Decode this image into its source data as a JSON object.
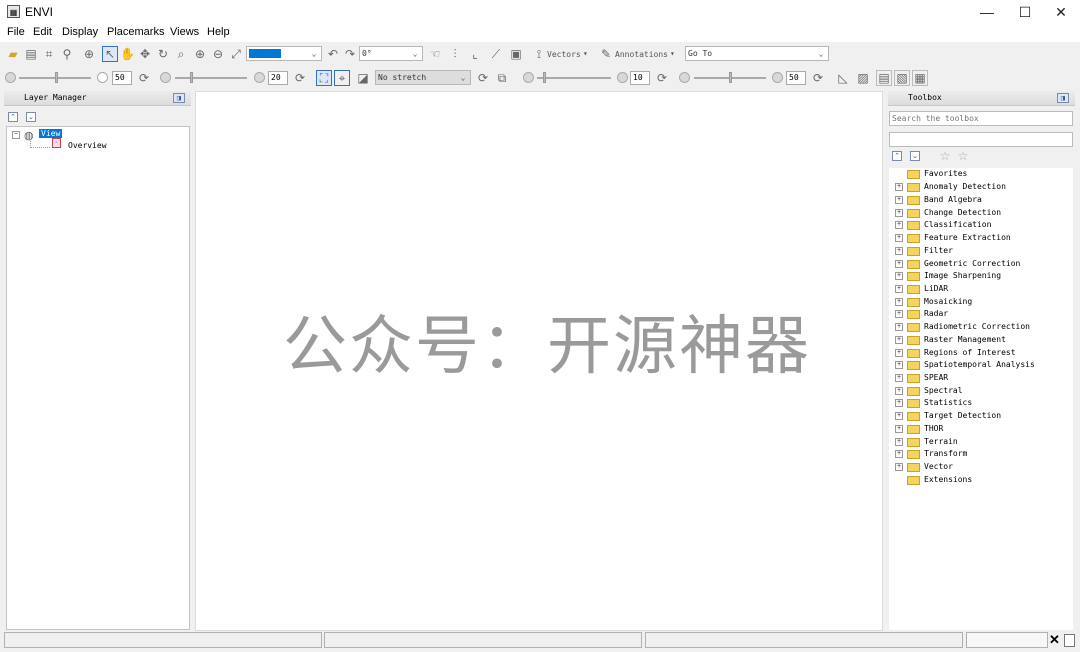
{
  "window": {
    "title": "ENVI",
    "icon": "envi-app-icon",
    "controls": {
      "minimize": "—",
      "maximize": "☐",
      "close": "✕"
    }
  },
  "menubar": {
    "items": [
      "File",
      "Edit",
      "Display",
      "Placemarks",
      "Views",
      "Help"
    ]
  },
  "toolbar1": {
    "rotation_value": "0°",
    "vectors_label": "Vectors",
    "annotations_label": "Annotations",
    "goto_placeholder": "Go To"
  },
  "toolbar2": {
    "brightness_value": "50",
    "contrast_value": "20",
    "stretch_value": "No stretch",
    "sharpen_value": "10",
    "transparency_value": "50"
  },
  "layer_manager": {
    "title": "Layer Manager",
    "tree": {
      "root": "View",
      "child": "Overview"
    }
  },
  "toolbox": {
    "title": "Toolbox",
    "search_placeholder": "Search the toolbox",
    "items": [
      {
        "label": "Favorites",
        "expandable": false
      },
      {
        "label": "Anomaly Detection",
        "expandable": true
      },
      {
        "label": "Band Algebra",
        "expandable": true
      },
      {
        "label": "Change Detection",
        "expandable": true
      },
      {
        "label": "Classification",
        "expandable": true
      },
      {
        "label": "Feature Extraction",
        "expandable": true
      },
      {
        "label": "Filter",
        "expandable": true
      },
      {
        "label": "Geometric Correction",
        "expandable": true
      },
      {
        "label": "Image Sharpening",
        "expandable": true
      },
      {
        "label": "LiDAR",
        "expandable": true
      },
      {
        "label": "Mosaicking",
        "expandable": true
      },
      {
        "label": "Radar",
        "expandable": true
      },
      {
        "label": "Radiometric Correction",
        "expandable": true
      },
      {
        "label": "Raster Management",
        "expandable": true
      },
      {
        "label": "Regions of Interest",
        "expandable": true
      },
      {
        "label": "Spatiotemporal Analysis",
        "expandable": true
      },
      {
        "label": "SPEAR",
        "expandable": true
      },
      {
        "label": "Spectral",
        "expandable": true
      },
      {
        "label": "Statistics",
        "expandable": true
      },
      {
        "label": "Target Detection",
        "expandable": true
      },
      {
        "label": "THOR",
        "expandable": true
      },
      {
        "label": "Terrain",
        "expandable": true
      },
      {
        "label": "Transform",
        "expandable": true
      },
      {
        "label": "Vector",
        "expandable": true
      },
      {
        "label": "Extensions",
        "expandable": false
      }
    ]
  },
  "watermark": "公众号：开源神器",
  "colors": {
    "selection": "#0078d7",
    "folder": "#f4d35e"
  }
}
····················
■ Short exercise ■
Write every record out again exactly; no pictures belong in the copy.

■ In response ■
Decode this image into its source data as a JSON object.
{
  "window": {
    "title": "ENVI",
    "icon": "envi-app-icon",
    "controls": {
      "minimize": "—",
      "maximize": "☐",
      "close": "✕"
    }
  },
  "menubar": {
    "items": [
      "File",
      "Edit",
      "Display",
      "Placemarks",
      "Views",
      "Help"
    ]
  },
  "toolbar1": {
    "rotation_value": "0°",
    "vectors_label": "Vectors",
    "annotations_label": "Annotations",
    "goto_placeholder": "Go To"
  },
  "toolbar2": {
    "brightness_value": "50",
    "contrast_value": "20",
    "stretch_value": "No stretch",
    "sharpen_value": "10",
    "transparency_value": "50"
  },
  "layer_manager": {
    "title": "Layer Manager",
    "tree": {
      "root": "View",
      "child": "Overview"
    }
  },
  "toolbox": {
    "title": "Toolbox",
    "search_placeholder": "Search the toolbox",
    "items": [
      {
        "label": "Favorites",
        "expandable": false
      },
      {
        "label": "Anomaly Detection",
        "expandable": true
      },
      {
        "label": "Band Algebra",
        "expandable": true
      },
      {
        "label": "Change Detection",
        "expandable": true
      },
      {
        "label": "Classification",
        "expandable": true
      },
      {
        "label": "Feature Extraction",
        "expandable": true
      },
      {
        "label": "Filter",
        "expandable": true
      },
      {
        "label": "Geometric Correction",
        "expandable": true
      },
      {
        "label": "Image Sharpening",
        "expandable": true
      },
      {
        "label": "LiDAR",
        "expandable": true
      },
      {
        "label": "Mosaicking",
        "expandable": true
      },
      {
        "label": "Radar",
        "expandable": true
      },
      {
        "label": "Radiometric Correction",
        "expandable": true
      },
      {
        "label": "Raster Management",
        "expandable": true
      },
      {
        "label": "Regions of Interest",
        "expandable": true
      },
      {
        "label": "Spatiotemporal Analysis",
        "expandable": true
      },
      {
        "label": "SPEAR",
        "expandable": true
      },
      {
        "label": "Spectral",
        "expandable": true
      },
      {
        "label": "Statistics",
        "expandable": true
      },
      {
        "label": "Target Detection",
        "expandable": true
      },
      {
        "label": "THOR",
        "expandable": true
      },
      {
        "label": "Terrain",
        "expandable": true
      },
      {
        "label": "Transform",
        "expandable": true
      },
      {
        "label": "Vector",
        "expandable": true
      },
      {
        "label": "Extensions",
        "expandable": false
      }
    ]
  },
  "watermark": "公众号：开源神器",
  "colors": {
    "selection": "#0078d7",
    "folder": "#f4d35e"
  }
}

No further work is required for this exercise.